---------- Supplied records

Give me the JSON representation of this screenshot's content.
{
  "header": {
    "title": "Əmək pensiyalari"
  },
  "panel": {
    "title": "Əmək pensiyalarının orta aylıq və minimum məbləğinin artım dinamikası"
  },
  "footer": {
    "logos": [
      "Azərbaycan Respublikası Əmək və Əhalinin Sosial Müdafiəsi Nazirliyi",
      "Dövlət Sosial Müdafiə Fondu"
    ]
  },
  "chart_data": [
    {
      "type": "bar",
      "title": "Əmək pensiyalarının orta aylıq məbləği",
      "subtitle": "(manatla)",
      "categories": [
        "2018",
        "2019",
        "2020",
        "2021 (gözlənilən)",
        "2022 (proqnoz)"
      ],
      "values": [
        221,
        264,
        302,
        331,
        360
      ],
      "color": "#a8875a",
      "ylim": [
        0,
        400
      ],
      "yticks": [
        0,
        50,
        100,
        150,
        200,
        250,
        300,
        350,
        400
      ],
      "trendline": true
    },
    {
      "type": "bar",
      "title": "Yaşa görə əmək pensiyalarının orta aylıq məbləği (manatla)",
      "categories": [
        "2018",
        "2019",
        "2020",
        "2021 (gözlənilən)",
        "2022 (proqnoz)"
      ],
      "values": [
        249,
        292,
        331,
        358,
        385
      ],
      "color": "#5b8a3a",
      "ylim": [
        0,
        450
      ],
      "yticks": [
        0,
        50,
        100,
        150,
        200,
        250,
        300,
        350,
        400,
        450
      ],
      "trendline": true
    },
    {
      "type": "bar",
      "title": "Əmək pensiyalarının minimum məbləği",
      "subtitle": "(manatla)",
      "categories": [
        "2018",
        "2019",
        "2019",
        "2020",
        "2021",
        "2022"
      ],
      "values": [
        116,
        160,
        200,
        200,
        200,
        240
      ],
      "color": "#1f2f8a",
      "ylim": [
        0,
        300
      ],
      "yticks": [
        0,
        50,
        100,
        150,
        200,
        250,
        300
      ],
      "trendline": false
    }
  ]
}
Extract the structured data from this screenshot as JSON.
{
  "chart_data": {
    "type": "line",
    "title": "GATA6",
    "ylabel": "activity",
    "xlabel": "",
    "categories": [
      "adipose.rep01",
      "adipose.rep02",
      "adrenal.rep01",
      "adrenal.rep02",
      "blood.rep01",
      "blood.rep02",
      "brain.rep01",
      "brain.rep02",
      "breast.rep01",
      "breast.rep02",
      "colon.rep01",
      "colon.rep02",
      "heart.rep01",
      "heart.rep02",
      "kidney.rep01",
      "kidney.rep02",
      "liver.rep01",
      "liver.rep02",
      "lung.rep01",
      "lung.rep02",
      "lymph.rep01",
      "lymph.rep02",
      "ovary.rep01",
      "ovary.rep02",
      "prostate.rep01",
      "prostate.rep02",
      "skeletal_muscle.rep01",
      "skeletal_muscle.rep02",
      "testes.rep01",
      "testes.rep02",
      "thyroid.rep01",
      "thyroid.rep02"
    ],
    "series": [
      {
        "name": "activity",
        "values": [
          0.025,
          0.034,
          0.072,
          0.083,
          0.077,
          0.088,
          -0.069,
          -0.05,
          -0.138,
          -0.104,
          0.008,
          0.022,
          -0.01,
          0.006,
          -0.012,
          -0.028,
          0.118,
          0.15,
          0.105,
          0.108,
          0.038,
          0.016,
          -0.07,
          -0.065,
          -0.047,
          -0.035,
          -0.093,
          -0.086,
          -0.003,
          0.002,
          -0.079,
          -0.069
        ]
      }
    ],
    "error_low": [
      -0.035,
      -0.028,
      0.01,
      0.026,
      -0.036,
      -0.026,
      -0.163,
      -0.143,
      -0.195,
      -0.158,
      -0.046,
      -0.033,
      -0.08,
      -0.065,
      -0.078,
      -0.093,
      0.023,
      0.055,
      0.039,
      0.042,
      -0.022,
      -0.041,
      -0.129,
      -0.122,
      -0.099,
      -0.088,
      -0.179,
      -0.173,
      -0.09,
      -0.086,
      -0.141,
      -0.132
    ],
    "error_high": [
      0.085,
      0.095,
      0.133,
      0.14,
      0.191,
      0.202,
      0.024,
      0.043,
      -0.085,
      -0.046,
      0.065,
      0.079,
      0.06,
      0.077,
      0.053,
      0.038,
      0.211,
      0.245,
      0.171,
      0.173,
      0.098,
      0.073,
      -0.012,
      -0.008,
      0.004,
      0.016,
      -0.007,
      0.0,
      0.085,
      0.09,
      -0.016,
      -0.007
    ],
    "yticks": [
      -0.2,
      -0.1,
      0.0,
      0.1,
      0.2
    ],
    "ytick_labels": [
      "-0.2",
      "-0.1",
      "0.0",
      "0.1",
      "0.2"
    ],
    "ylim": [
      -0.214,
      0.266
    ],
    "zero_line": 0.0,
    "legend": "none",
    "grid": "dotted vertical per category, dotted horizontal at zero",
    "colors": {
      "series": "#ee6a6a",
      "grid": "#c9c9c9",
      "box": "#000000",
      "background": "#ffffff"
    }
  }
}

--------------------

**Instructions for the task**
Give the number of lines in the records that contain the string "JSON", with no other output.

**Reply to the exercise**
2